YOUR TASK — Provide an exact transcription of all the records.

(Stored records)
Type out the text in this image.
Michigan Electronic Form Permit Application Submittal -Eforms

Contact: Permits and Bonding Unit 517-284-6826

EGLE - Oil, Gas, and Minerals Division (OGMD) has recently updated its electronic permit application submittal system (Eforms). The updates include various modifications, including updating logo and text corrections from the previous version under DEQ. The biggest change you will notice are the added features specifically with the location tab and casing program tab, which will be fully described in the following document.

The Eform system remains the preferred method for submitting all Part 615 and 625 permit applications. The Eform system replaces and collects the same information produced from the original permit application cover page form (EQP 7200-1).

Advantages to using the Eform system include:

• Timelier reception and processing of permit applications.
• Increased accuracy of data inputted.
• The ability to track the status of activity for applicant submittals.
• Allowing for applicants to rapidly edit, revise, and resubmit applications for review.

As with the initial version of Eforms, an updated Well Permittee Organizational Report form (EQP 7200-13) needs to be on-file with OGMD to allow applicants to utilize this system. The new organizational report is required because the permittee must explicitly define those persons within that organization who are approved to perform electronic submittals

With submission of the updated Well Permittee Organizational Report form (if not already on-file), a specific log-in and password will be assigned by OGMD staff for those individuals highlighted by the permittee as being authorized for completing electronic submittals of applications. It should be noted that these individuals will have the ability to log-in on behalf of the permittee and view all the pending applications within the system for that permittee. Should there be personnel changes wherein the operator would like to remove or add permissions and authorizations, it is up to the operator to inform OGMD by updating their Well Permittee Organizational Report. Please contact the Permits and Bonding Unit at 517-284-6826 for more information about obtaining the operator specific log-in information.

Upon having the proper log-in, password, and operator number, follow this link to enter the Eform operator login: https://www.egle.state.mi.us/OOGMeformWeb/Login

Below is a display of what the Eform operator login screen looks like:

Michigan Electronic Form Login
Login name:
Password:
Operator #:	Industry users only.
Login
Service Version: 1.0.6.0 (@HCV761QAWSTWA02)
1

WRITTEN SOLUTION —
Type out the text in this image.
Michigan Electronic Form Permit Application Submittal -Eforms

Contact: Permits and Bonding Unit 517-284-6826

EGLE - Oil, Gas, and Minerals Division (OGMD) has recently updated its electronic permit application submittal system (Eforms). The updates include various modifications, including updating logo and text corrections from the previous version under DEQ. The biggest change you will notice are the added features specifically with the location tab and casing program tab, which will be fully described in the following document.

The Eform system remains the preferred method for submitting all Part 615 and 625 permit applications. The Eform system replaces and collects the same information produced from the original permit application cover page form (EQP 7200-1).

Advantages to using the Eform system include:

• Timelier reception and processing of permit applications.
• Increased accuracy of data inputted.
• The ability to track the status of activity for applicant submittals.
• Allowing for applicants to rapidly edit, revise, and resubmit applications for review.

As with the initial version of Eforms, an updated Well Permittee Organizational Report form (EQP 7200-13) needs to be on-file with OGMD to allow applicants to utilize this system. The new organizational report is required because the permittee must explicitly define those persons within that organization who are approved to perform electronic submittals

With submission of the updated Well Permittee Organizational Report form (if not already on-file), a specific log-in and password will be assigned by OGMD staff for those individuals highlighted by the permittee as being authorized for completing electronic submittals of applications. It should be noted that these individuals will have the ability to log-in on behalf of the permittee and view all the pending applications within the system for that permittee. Should there be personnel changes wherein the operator would like to remove or add permissions and authorizations, it is up to the operator to inform OGMD by updating their Well Permittee Organizational Report. Please contact the Permits and Bonding Unit at 517-284-6826 for more information about obtaining the operator specific log-in information.

Upon having the proper log-in, password, and operator number, follow this link to enter the Eform operator login: https://www.egle.state.mi.us/OOGMeformWeb/Login

Below is a display of what the Eform operator login screen looks like:

Michigan Electronic Form Login
Login name:
Password:
Operator #:	Industry users only.
Login
Service Version: 1.0.6.0 (@HCV761QAWSTWA02)
1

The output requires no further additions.